** START STORED DATA **

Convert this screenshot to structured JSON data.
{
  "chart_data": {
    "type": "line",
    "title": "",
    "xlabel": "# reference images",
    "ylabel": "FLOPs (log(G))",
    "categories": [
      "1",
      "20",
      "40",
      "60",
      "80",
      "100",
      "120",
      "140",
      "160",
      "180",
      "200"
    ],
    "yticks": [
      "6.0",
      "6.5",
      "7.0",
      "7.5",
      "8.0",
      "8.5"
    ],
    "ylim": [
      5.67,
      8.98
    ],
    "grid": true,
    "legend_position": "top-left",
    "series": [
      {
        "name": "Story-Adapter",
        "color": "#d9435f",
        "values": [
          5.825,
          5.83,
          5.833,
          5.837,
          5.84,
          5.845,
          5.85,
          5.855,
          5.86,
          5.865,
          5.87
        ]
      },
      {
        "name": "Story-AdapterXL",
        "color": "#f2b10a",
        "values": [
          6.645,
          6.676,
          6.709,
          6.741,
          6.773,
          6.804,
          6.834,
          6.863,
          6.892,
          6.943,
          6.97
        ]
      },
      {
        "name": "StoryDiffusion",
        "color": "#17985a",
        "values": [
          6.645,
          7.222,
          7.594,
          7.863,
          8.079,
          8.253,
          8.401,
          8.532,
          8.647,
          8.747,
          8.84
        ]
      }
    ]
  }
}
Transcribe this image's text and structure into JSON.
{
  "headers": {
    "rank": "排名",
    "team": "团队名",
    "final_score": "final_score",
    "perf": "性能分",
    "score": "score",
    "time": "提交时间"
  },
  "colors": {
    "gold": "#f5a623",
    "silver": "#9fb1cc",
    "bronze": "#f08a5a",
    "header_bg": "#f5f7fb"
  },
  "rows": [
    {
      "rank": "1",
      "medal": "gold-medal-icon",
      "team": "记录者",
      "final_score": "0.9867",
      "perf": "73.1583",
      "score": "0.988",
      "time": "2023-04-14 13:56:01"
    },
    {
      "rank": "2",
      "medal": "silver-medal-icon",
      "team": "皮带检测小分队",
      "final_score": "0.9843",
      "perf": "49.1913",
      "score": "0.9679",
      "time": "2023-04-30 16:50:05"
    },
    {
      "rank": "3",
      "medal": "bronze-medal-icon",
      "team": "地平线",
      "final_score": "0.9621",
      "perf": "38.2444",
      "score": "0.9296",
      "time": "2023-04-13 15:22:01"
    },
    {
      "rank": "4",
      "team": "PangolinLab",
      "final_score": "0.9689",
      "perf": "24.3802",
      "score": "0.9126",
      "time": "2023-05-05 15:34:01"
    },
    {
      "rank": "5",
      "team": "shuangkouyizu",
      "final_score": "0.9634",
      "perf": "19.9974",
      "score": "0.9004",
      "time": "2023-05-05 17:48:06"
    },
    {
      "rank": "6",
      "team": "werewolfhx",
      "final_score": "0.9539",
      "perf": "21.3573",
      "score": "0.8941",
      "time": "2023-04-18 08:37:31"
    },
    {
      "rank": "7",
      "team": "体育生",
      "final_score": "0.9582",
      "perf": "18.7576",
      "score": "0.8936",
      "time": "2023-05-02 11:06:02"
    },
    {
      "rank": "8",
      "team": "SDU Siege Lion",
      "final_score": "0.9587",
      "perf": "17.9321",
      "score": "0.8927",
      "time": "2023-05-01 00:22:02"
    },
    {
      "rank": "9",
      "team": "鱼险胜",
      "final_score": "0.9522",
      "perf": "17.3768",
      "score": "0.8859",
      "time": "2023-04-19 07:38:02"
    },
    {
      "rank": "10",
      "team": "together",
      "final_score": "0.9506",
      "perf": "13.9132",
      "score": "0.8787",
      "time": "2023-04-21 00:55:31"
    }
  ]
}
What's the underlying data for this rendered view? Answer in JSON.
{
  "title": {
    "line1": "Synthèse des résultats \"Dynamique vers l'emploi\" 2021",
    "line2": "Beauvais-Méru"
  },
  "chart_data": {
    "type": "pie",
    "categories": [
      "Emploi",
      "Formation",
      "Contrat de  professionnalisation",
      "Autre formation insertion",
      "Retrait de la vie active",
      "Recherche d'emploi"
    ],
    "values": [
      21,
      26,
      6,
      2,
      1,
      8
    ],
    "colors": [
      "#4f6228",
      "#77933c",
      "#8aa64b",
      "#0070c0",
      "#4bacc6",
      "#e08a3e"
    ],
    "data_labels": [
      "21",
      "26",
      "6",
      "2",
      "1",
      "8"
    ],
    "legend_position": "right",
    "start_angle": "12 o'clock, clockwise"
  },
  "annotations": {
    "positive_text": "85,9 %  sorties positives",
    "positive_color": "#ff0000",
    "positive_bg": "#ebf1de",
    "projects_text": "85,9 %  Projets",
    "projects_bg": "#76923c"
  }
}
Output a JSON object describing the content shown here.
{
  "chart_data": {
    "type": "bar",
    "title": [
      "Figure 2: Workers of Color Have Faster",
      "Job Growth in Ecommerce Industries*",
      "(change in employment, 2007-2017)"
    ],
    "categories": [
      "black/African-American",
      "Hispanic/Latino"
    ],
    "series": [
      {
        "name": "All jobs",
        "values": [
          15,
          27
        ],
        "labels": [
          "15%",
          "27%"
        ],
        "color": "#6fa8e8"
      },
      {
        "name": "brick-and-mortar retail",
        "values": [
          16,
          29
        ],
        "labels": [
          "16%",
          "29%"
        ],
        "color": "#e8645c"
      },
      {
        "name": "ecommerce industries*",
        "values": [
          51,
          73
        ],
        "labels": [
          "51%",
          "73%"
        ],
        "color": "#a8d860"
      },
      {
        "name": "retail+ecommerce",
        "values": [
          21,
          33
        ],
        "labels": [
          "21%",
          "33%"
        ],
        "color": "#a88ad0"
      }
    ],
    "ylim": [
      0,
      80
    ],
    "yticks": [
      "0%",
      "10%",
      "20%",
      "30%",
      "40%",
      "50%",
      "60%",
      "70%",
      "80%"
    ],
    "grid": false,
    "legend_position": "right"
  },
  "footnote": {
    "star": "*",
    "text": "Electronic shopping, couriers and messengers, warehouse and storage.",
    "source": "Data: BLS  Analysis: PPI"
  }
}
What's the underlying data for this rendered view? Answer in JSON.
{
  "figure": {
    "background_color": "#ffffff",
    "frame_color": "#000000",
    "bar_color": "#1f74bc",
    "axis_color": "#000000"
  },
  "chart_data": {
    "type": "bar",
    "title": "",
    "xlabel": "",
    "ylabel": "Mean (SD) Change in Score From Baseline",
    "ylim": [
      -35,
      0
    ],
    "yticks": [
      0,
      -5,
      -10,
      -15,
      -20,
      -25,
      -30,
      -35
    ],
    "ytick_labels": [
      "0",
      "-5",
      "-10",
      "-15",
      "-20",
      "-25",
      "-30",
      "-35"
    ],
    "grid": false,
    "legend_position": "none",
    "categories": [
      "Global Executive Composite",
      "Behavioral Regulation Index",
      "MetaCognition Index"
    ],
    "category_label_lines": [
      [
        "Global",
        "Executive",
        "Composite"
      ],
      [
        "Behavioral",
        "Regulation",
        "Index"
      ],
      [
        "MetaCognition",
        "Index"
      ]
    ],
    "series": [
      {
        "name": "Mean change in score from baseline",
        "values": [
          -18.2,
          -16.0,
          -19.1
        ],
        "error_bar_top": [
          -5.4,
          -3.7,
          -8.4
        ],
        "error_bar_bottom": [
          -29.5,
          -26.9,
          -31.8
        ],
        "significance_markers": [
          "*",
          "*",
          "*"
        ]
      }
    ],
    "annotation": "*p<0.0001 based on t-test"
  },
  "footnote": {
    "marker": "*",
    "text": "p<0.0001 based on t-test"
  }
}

** END STORED DATA **

**STATED PROBLEM:**
Extract lines where the string "Global" occurs.

**FINISHED TASK:**
      "Global Executive Composite",
        "Global",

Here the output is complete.